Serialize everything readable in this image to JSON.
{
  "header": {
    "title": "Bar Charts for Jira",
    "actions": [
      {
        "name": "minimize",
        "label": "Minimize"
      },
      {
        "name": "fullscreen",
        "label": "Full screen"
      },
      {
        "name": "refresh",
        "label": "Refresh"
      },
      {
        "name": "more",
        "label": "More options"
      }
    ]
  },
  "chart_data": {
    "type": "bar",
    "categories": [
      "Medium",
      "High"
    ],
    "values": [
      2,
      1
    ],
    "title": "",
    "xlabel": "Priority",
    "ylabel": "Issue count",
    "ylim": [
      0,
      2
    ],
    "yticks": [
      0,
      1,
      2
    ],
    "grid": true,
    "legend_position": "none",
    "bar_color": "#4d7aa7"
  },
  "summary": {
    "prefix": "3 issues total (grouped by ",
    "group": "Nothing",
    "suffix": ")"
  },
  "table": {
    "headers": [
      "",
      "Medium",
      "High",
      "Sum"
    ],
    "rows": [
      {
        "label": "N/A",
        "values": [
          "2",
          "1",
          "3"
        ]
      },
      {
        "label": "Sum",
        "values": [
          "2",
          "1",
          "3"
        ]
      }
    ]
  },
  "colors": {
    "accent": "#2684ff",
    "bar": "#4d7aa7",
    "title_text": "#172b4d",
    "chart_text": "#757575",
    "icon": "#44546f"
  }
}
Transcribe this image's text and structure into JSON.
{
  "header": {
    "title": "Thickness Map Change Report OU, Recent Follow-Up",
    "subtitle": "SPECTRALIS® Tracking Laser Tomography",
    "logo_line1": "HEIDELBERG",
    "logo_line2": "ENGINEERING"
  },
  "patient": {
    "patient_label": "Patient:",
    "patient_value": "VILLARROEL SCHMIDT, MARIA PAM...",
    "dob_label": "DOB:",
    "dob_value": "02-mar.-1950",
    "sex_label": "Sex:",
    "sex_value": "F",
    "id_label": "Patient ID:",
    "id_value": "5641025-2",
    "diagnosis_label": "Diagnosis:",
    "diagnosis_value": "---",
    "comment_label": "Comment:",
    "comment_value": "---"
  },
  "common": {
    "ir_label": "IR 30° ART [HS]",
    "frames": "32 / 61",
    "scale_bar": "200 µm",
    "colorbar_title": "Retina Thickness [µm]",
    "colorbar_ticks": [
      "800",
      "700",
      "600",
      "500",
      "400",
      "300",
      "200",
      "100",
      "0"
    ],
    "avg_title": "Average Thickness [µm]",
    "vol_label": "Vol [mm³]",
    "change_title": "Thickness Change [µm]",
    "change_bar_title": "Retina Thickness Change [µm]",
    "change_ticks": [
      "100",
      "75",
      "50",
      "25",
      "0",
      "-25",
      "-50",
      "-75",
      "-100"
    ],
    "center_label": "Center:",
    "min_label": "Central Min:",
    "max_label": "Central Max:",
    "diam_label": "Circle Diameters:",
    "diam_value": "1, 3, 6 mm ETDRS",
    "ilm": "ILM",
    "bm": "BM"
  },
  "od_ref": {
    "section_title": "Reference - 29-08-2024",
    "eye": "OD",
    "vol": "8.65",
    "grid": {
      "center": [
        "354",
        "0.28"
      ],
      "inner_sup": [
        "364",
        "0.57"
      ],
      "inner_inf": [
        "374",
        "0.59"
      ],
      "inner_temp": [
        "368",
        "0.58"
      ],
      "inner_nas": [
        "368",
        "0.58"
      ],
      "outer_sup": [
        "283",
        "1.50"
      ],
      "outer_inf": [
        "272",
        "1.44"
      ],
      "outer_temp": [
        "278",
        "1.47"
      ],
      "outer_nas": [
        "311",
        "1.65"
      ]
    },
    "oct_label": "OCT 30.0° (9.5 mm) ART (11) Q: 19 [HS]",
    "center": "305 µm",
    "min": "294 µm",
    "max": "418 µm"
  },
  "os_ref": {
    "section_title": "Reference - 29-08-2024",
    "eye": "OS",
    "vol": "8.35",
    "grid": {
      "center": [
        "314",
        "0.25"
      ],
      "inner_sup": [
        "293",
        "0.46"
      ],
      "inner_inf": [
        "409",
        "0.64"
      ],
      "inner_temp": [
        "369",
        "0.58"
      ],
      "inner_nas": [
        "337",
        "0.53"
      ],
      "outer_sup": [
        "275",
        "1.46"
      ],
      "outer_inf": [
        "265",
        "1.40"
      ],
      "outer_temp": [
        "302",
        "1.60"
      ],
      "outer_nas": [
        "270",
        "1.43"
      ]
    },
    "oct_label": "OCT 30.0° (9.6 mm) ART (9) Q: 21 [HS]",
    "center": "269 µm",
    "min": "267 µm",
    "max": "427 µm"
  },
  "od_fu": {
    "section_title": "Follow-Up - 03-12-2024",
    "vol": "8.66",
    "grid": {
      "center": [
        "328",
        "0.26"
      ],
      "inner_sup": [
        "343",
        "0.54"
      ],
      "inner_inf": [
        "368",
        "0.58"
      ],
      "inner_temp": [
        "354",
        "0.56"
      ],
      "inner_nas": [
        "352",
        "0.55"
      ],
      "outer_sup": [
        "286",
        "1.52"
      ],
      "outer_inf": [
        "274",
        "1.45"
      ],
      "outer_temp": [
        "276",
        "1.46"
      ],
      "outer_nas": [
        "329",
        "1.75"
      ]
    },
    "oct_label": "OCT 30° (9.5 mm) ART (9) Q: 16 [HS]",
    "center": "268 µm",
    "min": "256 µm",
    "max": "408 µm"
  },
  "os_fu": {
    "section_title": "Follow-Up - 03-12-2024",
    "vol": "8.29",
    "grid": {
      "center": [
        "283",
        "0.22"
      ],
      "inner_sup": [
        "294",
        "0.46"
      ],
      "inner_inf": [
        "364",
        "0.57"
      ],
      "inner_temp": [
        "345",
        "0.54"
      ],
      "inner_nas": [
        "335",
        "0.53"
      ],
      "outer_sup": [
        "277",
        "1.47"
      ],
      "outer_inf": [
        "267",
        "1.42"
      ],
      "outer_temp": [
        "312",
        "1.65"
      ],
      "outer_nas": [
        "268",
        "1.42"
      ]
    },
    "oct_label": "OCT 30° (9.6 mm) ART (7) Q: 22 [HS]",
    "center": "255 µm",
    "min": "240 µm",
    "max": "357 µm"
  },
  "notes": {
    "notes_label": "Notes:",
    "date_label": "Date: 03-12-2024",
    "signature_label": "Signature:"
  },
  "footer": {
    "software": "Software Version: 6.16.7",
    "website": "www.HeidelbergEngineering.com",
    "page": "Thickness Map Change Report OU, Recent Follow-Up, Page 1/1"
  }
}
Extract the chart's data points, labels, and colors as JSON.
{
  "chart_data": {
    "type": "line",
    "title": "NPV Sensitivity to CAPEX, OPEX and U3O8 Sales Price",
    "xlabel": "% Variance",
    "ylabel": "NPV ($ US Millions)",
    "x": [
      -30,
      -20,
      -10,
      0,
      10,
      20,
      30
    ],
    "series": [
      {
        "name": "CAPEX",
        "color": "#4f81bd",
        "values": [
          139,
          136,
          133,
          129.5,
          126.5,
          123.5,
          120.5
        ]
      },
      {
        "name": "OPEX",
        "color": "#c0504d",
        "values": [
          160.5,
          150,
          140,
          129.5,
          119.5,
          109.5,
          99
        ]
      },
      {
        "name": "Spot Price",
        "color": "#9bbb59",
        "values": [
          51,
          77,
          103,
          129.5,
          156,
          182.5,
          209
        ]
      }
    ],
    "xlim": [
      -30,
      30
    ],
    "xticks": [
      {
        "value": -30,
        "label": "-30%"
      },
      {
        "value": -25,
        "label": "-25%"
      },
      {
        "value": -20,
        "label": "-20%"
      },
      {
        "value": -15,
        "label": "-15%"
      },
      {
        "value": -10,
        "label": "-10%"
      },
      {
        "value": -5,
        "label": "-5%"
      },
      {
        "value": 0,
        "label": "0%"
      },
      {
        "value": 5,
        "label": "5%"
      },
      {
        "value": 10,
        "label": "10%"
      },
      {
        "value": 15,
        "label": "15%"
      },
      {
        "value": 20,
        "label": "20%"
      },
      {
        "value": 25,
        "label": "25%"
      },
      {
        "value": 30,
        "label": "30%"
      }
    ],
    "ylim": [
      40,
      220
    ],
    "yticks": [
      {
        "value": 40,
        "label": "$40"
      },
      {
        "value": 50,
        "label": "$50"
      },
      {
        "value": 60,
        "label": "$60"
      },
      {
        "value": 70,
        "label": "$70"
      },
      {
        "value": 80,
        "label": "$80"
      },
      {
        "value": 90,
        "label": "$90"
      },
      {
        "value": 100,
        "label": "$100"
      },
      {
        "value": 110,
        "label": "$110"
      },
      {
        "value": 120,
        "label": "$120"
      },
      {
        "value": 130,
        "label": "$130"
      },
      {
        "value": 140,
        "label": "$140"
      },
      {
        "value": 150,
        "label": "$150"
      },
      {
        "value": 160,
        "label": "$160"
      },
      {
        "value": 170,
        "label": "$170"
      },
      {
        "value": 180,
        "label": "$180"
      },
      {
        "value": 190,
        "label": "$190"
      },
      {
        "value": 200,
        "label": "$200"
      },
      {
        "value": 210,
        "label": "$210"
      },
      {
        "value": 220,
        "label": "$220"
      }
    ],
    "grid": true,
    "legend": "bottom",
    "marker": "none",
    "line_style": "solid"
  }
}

• • • • • • •

_What is being asked_. Display every line of the listing that contains the string "ylabel".

_Solved exercise_.
    "ylabel": "Issue count",
    "ylabel": "NPV ($ US Millions)",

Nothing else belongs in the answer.